* _WRITTEN PROBLEM_:
Give the number of lines that contain the string "quantités", please, and nothing else.

+ + +

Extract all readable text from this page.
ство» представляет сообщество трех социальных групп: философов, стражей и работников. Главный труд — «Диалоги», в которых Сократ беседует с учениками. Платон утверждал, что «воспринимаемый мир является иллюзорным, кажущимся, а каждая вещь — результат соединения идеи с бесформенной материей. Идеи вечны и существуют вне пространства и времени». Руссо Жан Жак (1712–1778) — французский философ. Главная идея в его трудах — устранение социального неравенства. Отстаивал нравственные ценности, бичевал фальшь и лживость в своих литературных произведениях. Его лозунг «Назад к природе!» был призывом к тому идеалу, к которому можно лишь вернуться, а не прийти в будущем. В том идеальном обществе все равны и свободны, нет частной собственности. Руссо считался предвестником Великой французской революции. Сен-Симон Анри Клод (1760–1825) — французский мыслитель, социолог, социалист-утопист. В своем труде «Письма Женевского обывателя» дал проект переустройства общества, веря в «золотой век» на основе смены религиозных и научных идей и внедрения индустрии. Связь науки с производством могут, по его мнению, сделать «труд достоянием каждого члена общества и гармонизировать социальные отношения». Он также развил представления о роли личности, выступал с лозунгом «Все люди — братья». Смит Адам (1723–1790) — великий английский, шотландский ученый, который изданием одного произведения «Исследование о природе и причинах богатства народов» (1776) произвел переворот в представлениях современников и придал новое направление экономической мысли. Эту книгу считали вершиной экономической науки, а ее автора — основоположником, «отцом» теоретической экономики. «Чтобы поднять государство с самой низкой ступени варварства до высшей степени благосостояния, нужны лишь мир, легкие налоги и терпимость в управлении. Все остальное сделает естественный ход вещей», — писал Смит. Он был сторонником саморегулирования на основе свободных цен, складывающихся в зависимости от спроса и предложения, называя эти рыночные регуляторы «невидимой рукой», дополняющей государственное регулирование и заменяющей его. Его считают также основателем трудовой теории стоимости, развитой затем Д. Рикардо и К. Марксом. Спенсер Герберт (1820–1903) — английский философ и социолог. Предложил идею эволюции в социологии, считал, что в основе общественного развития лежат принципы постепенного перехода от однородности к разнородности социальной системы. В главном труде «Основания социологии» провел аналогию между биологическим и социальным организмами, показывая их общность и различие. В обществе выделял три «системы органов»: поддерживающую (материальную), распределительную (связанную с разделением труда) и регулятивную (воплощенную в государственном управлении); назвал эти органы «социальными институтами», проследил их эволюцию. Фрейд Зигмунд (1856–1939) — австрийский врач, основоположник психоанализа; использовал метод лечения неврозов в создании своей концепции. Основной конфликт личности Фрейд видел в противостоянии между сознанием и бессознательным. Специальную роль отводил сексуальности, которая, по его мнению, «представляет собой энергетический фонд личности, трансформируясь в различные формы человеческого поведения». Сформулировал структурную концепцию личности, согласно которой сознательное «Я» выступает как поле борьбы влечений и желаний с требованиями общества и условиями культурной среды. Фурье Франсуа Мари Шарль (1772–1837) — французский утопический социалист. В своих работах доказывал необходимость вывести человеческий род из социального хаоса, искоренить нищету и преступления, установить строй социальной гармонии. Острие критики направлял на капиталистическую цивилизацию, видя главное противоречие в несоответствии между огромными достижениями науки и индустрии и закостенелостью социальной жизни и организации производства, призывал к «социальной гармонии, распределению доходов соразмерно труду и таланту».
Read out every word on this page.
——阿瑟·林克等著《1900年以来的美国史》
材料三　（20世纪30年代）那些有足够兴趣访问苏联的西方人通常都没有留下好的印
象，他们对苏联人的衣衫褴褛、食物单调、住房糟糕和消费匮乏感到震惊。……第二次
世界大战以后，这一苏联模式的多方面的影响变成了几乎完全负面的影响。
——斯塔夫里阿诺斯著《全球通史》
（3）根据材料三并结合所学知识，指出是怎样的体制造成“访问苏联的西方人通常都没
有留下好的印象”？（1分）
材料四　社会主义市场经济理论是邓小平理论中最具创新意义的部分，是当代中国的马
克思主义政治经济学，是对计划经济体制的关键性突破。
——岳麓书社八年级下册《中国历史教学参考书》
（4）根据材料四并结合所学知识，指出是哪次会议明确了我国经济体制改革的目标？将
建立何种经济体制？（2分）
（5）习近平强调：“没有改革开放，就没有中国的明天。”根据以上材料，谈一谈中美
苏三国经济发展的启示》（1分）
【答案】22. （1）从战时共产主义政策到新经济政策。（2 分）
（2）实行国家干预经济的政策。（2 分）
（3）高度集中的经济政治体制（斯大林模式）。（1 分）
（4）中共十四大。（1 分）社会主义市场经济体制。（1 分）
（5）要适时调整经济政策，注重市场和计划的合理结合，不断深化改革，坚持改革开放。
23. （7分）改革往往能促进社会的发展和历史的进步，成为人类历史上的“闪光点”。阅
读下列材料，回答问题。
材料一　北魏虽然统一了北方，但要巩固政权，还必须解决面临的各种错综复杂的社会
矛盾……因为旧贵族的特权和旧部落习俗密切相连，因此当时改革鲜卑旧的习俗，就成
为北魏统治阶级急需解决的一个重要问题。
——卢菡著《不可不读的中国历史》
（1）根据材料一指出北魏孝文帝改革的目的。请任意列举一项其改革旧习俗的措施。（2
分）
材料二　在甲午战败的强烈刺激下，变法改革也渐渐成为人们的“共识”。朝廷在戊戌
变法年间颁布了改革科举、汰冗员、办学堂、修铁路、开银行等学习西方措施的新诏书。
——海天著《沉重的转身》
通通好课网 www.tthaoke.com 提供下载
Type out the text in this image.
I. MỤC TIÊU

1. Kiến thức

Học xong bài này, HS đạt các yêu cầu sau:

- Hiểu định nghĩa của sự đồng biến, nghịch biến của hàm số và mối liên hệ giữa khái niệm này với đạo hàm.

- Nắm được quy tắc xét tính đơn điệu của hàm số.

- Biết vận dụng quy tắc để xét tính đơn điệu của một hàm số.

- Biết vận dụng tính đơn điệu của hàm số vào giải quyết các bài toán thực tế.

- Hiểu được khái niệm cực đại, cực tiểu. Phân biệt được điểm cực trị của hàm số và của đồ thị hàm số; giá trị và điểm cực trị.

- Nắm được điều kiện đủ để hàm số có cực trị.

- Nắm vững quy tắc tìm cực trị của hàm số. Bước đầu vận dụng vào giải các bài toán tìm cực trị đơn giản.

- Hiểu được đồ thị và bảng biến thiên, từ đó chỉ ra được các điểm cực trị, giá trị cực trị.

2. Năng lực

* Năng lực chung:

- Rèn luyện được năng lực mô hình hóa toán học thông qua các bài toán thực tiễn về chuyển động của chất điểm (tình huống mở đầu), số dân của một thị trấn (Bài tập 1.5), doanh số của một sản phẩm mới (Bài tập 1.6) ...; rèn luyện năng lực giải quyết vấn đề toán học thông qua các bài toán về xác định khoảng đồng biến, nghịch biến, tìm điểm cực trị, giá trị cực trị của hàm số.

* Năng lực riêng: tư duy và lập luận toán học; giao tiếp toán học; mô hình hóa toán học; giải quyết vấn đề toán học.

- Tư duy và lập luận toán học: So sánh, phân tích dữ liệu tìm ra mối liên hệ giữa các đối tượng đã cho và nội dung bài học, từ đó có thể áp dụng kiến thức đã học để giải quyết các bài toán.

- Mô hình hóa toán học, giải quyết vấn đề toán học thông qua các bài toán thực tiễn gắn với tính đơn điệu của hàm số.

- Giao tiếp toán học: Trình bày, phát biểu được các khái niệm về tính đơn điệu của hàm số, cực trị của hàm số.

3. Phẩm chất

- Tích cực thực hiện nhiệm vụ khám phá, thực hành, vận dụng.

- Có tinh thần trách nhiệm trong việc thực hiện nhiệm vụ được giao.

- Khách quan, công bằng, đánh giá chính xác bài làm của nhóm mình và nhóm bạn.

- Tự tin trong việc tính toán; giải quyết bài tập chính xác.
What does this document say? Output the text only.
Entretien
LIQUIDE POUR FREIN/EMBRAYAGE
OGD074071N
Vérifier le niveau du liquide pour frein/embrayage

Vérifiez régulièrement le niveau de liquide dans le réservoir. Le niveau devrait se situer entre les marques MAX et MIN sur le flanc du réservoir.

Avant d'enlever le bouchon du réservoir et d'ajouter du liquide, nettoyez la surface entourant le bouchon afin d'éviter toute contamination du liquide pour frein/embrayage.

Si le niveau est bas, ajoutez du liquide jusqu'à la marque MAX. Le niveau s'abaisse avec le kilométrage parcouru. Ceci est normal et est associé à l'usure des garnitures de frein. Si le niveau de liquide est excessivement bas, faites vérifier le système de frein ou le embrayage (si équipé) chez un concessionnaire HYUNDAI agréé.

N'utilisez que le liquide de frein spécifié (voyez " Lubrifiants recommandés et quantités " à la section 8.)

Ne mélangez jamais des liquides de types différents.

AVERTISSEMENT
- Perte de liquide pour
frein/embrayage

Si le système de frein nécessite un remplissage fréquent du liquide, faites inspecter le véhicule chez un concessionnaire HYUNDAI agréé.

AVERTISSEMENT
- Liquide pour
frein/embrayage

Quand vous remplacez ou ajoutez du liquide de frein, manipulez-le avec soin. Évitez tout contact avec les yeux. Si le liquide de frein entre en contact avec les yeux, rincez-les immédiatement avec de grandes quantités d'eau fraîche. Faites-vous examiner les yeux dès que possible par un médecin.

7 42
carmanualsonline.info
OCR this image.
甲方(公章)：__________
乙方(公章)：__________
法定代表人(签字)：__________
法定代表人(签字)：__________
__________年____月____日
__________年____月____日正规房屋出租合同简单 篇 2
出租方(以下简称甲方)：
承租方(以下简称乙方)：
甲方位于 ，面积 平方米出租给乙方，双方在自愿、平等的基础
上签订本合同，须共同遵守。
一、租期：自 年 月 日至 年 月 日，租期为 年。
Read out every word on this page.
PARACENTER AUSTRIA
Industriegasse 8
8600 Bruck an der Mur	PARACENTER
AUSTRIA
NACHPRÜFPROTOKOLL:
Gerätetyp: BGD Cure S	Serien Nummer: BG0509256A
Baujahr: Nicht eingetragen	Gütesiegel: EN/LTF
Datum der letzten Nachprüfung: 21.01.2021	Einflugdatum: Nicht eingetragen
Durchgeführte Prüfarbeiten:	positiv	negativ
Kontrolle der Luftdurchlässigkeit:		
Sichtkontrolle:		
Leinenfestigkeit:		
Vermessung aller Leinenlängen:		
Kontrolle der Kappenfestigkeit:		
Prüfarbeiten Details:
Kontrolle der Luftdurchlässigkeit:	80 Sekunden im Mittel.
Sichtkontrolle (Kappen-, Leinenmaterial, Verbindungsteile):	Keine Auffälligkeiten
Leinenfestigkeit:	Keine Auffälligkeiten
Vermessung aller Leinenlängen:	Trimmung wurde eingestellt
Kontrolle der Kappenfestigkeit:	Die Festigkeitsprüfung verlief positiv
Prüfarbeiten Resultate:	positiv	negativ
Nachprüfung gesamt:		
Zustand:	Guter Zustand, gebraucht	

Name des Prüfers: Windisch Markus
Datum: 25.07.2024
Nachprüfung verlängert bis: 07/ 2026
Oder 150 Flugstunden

+ + +

* _EXERCISE RESPONSE_:
2